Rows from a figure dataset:
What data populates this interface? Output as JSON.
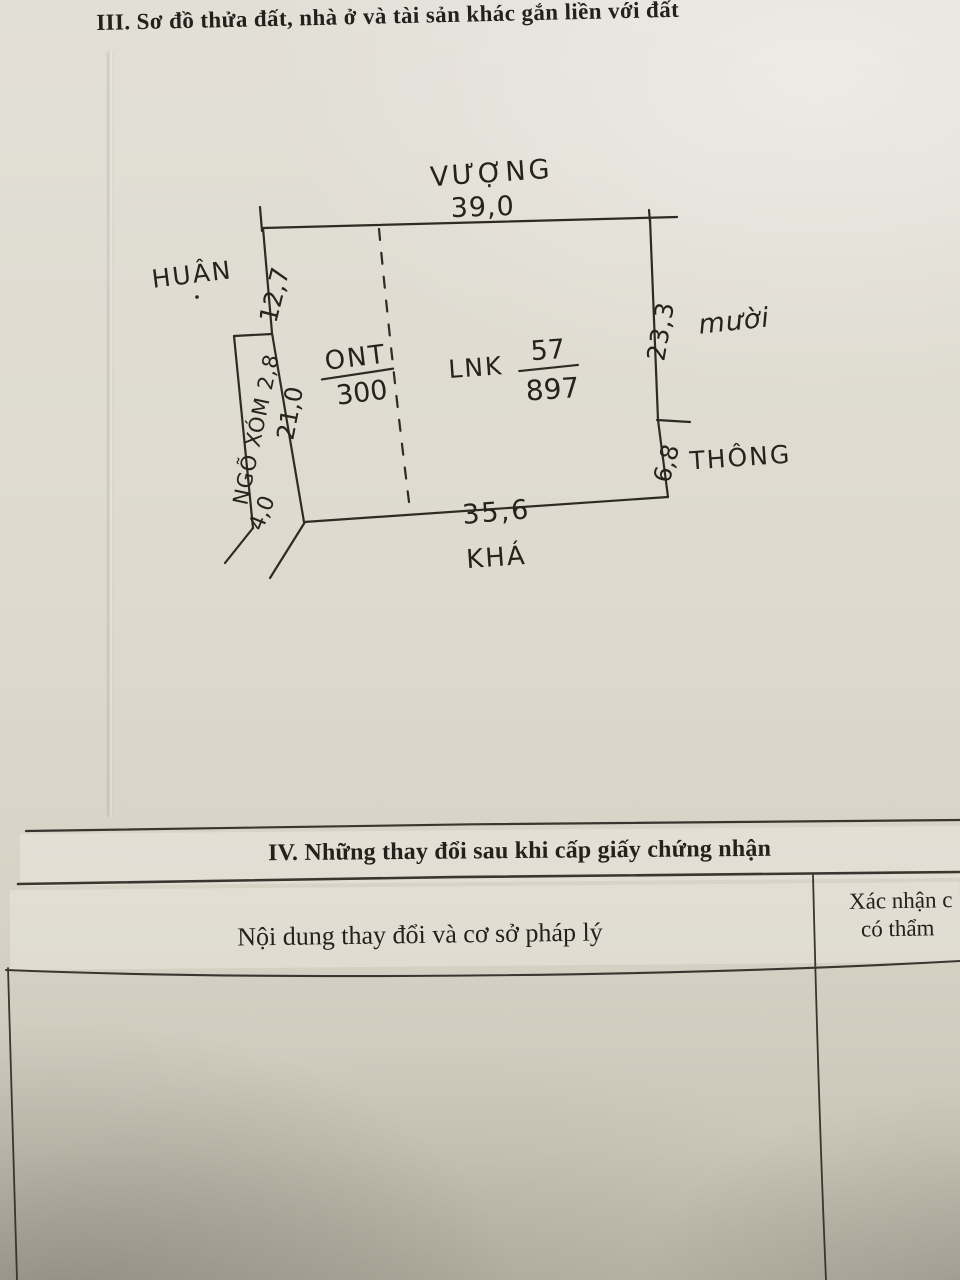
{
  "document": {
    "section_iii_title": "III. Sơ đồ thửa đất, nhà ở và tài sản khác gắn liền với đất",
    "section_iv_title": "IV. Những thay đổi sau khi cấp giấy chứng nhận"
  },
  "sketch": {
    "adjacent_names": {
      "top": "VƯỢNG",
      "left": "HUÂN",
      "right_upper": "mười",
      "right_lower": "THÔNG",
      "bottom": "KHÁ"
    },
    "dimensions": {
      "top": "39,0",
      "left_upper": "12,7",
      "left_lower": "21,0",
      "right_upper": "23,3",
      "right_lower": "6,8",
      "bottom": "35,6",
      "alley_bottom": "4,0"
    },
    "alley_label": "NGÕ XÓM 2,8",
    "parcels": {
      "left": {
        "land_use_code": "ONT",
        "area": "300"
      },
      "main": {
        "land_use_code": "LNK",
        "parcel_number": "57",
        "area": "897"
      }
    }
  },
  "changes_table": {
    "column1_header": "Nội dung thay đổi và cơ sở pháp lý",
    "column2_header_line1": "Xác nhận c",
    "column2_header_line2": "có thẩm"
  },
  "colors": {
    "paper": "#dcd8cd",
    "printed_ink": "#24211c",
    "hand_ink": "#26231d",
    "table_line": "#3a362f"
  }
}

-- WRITTEN TASK --
From the records above, how many lines include the word "nhận"? Only the number is wanted.

-- WRITTEN REPLY --
2